Your task> Gather all lines containing the string "name" and copy them out.
---- Material provided
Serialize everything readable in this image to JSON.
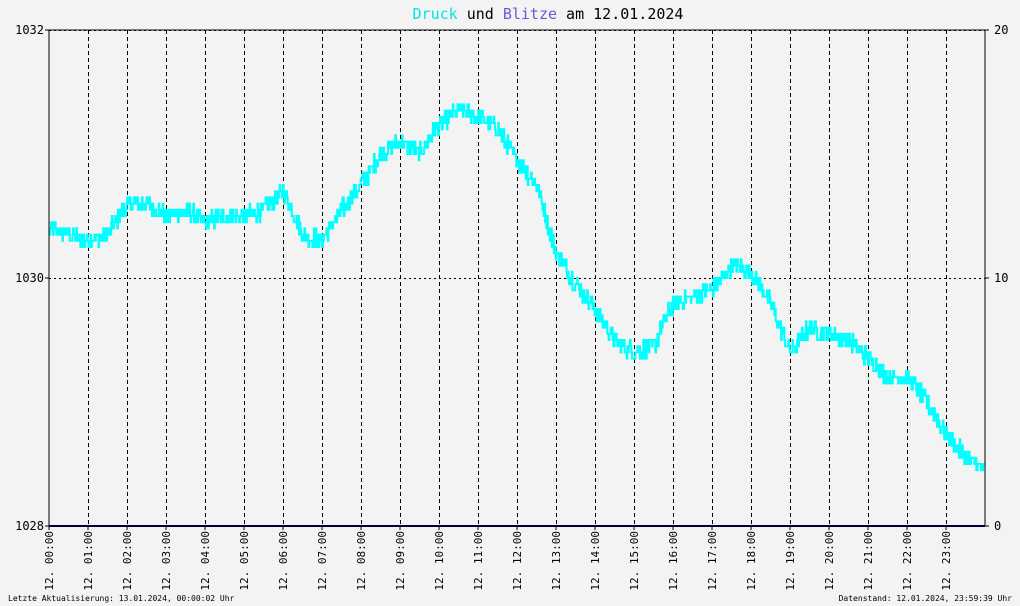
{
  "chart_data": {
    "type": "line",
    "title": {
      "series1": "Druck",
      "middle": " und ",
      "series2": "Blitze",
      "rest": " am 12.01.2024"
    },
    "x_tick_labels": [
      "12. 00:00",
      "12. 01:00",
      "12. 02:00",
      "12. 03:00",
      "12. 04:00",
      "12. 05:00",
      "12. 06:00",
      "12. 07:00",
      "12. 08:00",
      "12. 09:00",
      "12. 10:00",
      "12. 11:00",
      "12. 12:00",
      "12. 13:00",
      "12. 14:00",
      "12. 15:00",
      "12. 16:00",
      "12. 17:00",
      "12. 18:00",
      "12. 19:00",
      "12. 20:00",
      "12. 21:00",
      "12. 22:00",
      "12. 23:00"
    ],
    "y_left": {
      "range": [
        1028,
        1032
      ],
      "tick_labels": [
        "1032",
        "1030",
        "1028"
      ]
    },
    "y_right": {
      "range": [
        0,
        20
      ],
      "tick_labels": [
        "20",
        "10",
        "0"
      ]
    },
    "grid": true,
    "series": [
      {
        "name": "Druck",
        "color": "#00ffff",
        "axis": "left",
        "x_hours": [
          0,
          0.5,
          1,
          1.5,
          2,
          2.5,
          3,
          3.5,
          4,
          4.5,
          5,
          5.5,
          6,
          6.5,
          7,
          7.5,
          8,
          8.5,
          9,
          9.5,
          10,
          10.5,
          11,
          11.5,
          12,
          12.5,
          13,
          13.5,
          14,
          14.5,
          15,
          15.5,
          16,
          16.5,
          17,
          17.5,
          18,
          18.5,
          19,
          19.5,
          20,
          20.5,
          21,
          21.5,
          22,
          22.5,
          23,
          23.5,
          24
        ],
        "values": [
          1030.4,
          1030.35,
          1030.3,
          1030.35,
          1030.6,
          1030.6,
          1030.5,
          1030.55,
          1030.45,
          1030.5,
          1030.5,
          1030.55,
          1030.7,
          1030.35,
          1030.3,
          1030.55,
          1030.75,
          1031.0,
          1031.1,
          1031.0,
          1031.25,
          1031.35,
          1031.3,
          1031.2,
          1030.95,
          1030.75,
          1030.2,
          1029.95,
          1029.75,
          1029.5,
          1029.4,
          1029.45,
          1029.8,
          1029.85,
          1029.9,
          1030.1,
          1030.05,
          1029.8,
          1029.4,
          1029.6,
          1029.55,
          1029.5,
          1029.35,
          1029.2,
          1029.2,
          1029.0,
          1028.75,
          1028.55,
          1028.45
        ],
        "noise_amplitude": 0.07
      },
      {
        "name": "Blitze",
        "color": "#000080",
        "axis": "right",
        "x_hours": [
          0,
          24
        ],
        "values": [
          0,
          0
        ]
      }
    ],
    "colors": {
      "druck": "#00ffff",
      "blitze": "#6a5acd",
      "blitze_line": "#000080"
    }
  },
  "footer": {
    "left": "Letzte Aktualisierung: 13.01.2024, 00:00:02 Uhr",
    "right": "Datenstand: 12.01.2024, 23:59:39 Uhr"
  }
}
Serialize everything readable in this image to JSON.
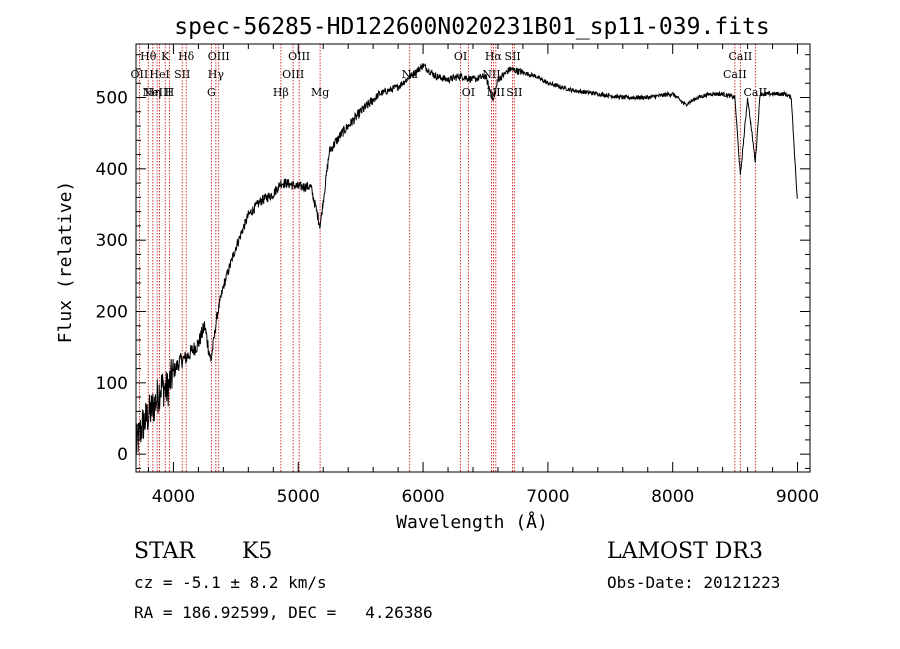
{
  "chart_data": {
    "type": "line",
    "title": "spec-56285-HD122600N020231B01_sp11-039.fits",
    "xlabel": "Wavelength (Å)",
    "ylabel": "Flux (relative)",
    "xlim": [
      3700,
      9100
    ],
    "ylim": [
      -25,
      575
    ],
    "x_ticks": [
      4000,
      5000,
      6000,
      7000,
      8000,
      9000
    ],
    "y_ticks": [
      0,
      100,
      200,
      300,
      400,
      500
    ],
    "grid": false,
    "line_color": "#000000",
    "marker_color": "#cc0000",
    "series": [
      {
        "x": [
          3700,
          3750,
          3800,
          3850,
          3900,
          3950,
          4000,
          4050,
          4100,
          4150,
          4200,
          4250,
          4300,
          4350,
          4400,
          4500,
          4600,
          4700,
          4800,
          4861,
          4900,
          5000,
          5100,
          5175,
          5250,
          5350,
          5500,
          5650,
          5800,
          5900,
          6000,
          6100,
          6200,
          6300,
          6400,
          6500,
          6563,
          6600,
          6700,
          6800,
          6900,
          7000,
          7100,
          7200,
          7400,
          7600,
          7800,
          8000,
          8100,
          8200,
          8300,
          8400,
          8498,
          8542,
          8600,
          8662,
          8700,
          8800,
          8900,
          8950,
          9000
        ],
        "y": [
          10,
          40,
          55,
          70,
          95,
          90,
          115,
          130,
          135,
          145,
          155,
          180,
          130,
          195,
          235,
          290,
          335,
          355,
          365,
          380,
          380,
          375,
          375,
          320,
          425,
          450,
          480,
          505,
          515,
          530,
          545,
          530,
          525,
          530,
          525,
          530,
          495,
          525,
          540,
          535,
          530,
          520,
          515,
          510,
          505,
          500,
          500,
          505,
          490,
          500,
          505,
          505,
          500,
          390,
          500,
          410,
          505,
          505,
          505,
          500,
          350
        ]
      }
    ],
    "line_markers": [
      {
        "x": 3727,
        "label": "OII",
        "row": 1
      },
      {
        "x": 3798,
        "label": "Hθ",
        "row": 0
      },
      {
        "x": 3835,
        "label": "Hη",
        "row": 2
      },
      {
        "x": 3869,
        "label": "NeIII",
        "row": 2
      },
      {
        "x": 3889,
        "label": "HeI",
        "row": 1
      },
      {
        "x": 3934,
        "label": "K",
        "row": 0
      },
      {
        "x": 3968,
        "label": "H",
        "row": 2
      },
      {
        "x": 4070,
        "label": "SII",
        "row": 1
      },
      {
        "x": 4102,
        "label": "Hδ",
        "row": 0
      },
      {
        "x": 4304,
        "label": "G",
        "row": 2
      },
      {
        "x": 4340,
        "label": "Hγ",
        "row": 1
      },
      {
        "x": 4363,
        "label": "OIII",
        "row": 0
      },
      {
        "x": 4861,
        "label": "Hβ",
        "row": 2
      },
      {
        "x": 4959,
        "label": "OIII",
        "row": 1
      },
      {
        "x": 5007,
        "label": "OIII",
        "row": 0
      },
      {
        "x": 5175,
        "label": "Mg",
        "row": 2
      },
      {
        "x": 5893,
        "label": "Na",
        "row": 1
      },
      {
        "x": 6300,
        "label": "OI",
        "row": 0
      },
      {
        "x": 6363,
        "label": "OI",
        "row": 2
      },
      {
        "x": 6548,
        "label": "NII",
        "row": 1
      },
      {
        "x": 6563,
        "label": "Hα",
        "row": 0
      },
      {
        "x": 6583,
        "label": "NII",
        "row": 2
      },
      {
        "x": 6717,
        "label": "SII",
        "row": 0
      },
      {
        "x": 6731,
        "label": "SII",
        "row": 2
      },
      {
        "x": 8498,
        "label": "CaII",
        "row": 1
      },
      {
        "x": 8542,
        "label": "CaII",
        "row": 0
      },
      {
        "x": 8662,
        "label": "CaII",
        "row": 2
      }
    ]
  },
  "info": {
    "object_class": "STAR",
    "subclass": "K5",
    "survey": "LAMOST DR3",
    "redshift": "cz = -5.1 ± 8.2 km/s",
    "obs_date": "Obs-Date: 20121223",
    "coords": "RA = 186.92599, DEC =   4.26386"
  }
}
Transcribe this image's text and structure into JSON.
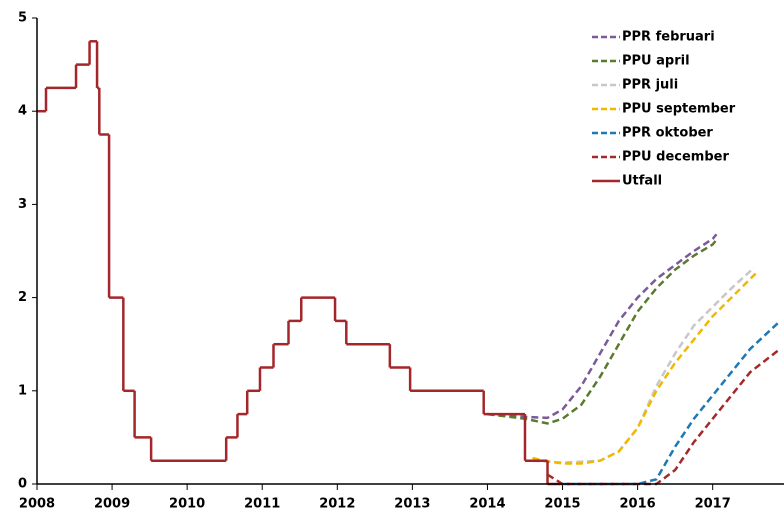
{
  "chart_data": {
    "type": "line",
    "xlim": [
      2008,
      2017.95
    ],
    "xticks": [
      2008,
      2009,
      2010,
      2011,
      2012,
      2013,
      2014,
      2015,
      2016,
      2017
    ],
    "ylim": [
      0,
      5
    ],
    "yticks": [
      0,
      1,
      2,
      3,
      4,
      5
    ],
    "grid": false,
    "legend": "top-right",
    "series": [
      {
        "name": "PPR februari",
        "color": "#7b5a98",
        "dashed": true,
        "x": [
          2014.0,
          2014.5,
          2014.8,
          2015.0,
          2015.25,
          2015.5,
          2015.75,
          2016.0,
          2016.25,
          2016.5,
          2016.75,
          2017.0,
          2017.05
        ],
        "values": [
          0.75,
          0.72,
          0.71,
          0.8,
          1.05,
          1.4,
          1.75,
          2.0,
          2.2,
          2.35,
          2.5,
          2.63,
          2.68
        ]
      },
      {
        "name": "PPU april",
        "color": "#5a7a2e",
        "dashed": true,
        "x": [
          2014.0,
          2014.5,
          2014.8,
          2015.0,
          2015.25,
          2015.5,
          2015.75,
          2016.0,
          2016.25,
          2016.5,
          2016.75,
          2017.0,
          2017.05
        ],
        "values": [
          0.75,
          0.7,
          0.65,
          0.7,
          0.85,
          1.15,
          1.5,
          1.85,
          2.1,
          2.3,
          2.45,
          2.57,
          2.62
        ]
      },
      {
        "name": "PPR juli",
        "color": "#c8c8c8",
        "dashed": true,
        "x": [
          2014.6,
          2015.0,
          2015.5,
          2015.75,
          2016.0,
          2016.25,
          2016.5,
          2016.75,
          2017.0,
          2017.25,
          2017.55
        ],
        "values": [
          0.25,
          0.23,
          0.25,
          0.35,
          0.6,
          1.05,
          1.4,
          1.7,
          1.9,
          2.1,
          2.32
        ]
      },
      {
        "name": "PPU september",
        "color": "#f2b800",
        "dashed": true,
        "x": [
          2014.6,
          2014.75,
          2015.0,
          2015.25,
          2015.5,
          2015.75,
          2016.0,
          2016.25,
          2016.5,
          2016.75,
          2017.0,
          2017.25,
          2017.6
        ],
        "values": [
          0.28,
          0.25,
          0.22,
          0.22,
          0.25,
          0.35,
          0.6,
          1.0,
          1.3,
          1.55,
          1.8,
          2.0,
          2.28
        ]
      },
      {
        "name": "PPR oktober",
        "color": "#1f78b4",
        "dashed": true,
        "x": [
          2015.0,
          2016.0,
          2016.25,
          2016.5,
          2016.75,
          2017.0,
          2017.25,
          2017.5,
          2017.9
        ],
        "values": [
          0.0,
          0.0,
          0.05,
          0.4,
          0.7,
          0.95,
          1.2,
          1.45,
          1.75
        ]
      },
      {
        "name": "PPU december",
        "color": "#a32a2a",
        "dashed": true,
        "x": [
          2014.8,
          2015.0,
          2016.25,
          2016.5,
          2016.75,
          2017.0,
          2017.25,
          2017.5,
          2017.9
        ],
        "values": [
          0.1,
          0.0,
          0.0,
          0.15,
          0.45,
          0.7,
          0.95,
          1.2,
          1.45
        ]
      },
      {
        "name": "Utfall",
        "color": "#a3262a",
        "dashed": false,
        "step": true,
        "x": [
          2008.0,
          2008.12,
          2008.52,
          2008.7,
          2008.8,
          2008.83,
          2008.96,
          2009.15,
          2009.3,
          2009.52,
          2010.52,
          2010.67,
          2010.8,
          2010.97,
          2011.15,
          2011.35,
          2011.52,
          2011.97,
          2012.12,
          2012.7,
          2012.97,
          2013.95,
          2014.5,
          2014.8,
          2015.0
        ],
        "values": [
          4.0,
          4.25,
          4.5,
          4.75,
          4.25,
          3.75,
          2.0,
          1.0,
          0.5,
          0.25,
          0.5,
          0.75,
          1.0,
          1.25,
          1.5,
          1.75,
          2.0,
          1.75,
          1.5,
          1.25,
          1.0,
          0.75,
          0.25,
          0.0,
          0.0
        ]
      }
    ]
  }
}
--------
Response>
        "name": "Druck",
        "name": "Blitze",
        "name": "PPR februari",
        "name": "PPU april",
        "name": "PPR juli",
        "name": "PPU september",
        "name": "PPR oktober",
        "name": "PPU december",
        "name": "Utfall",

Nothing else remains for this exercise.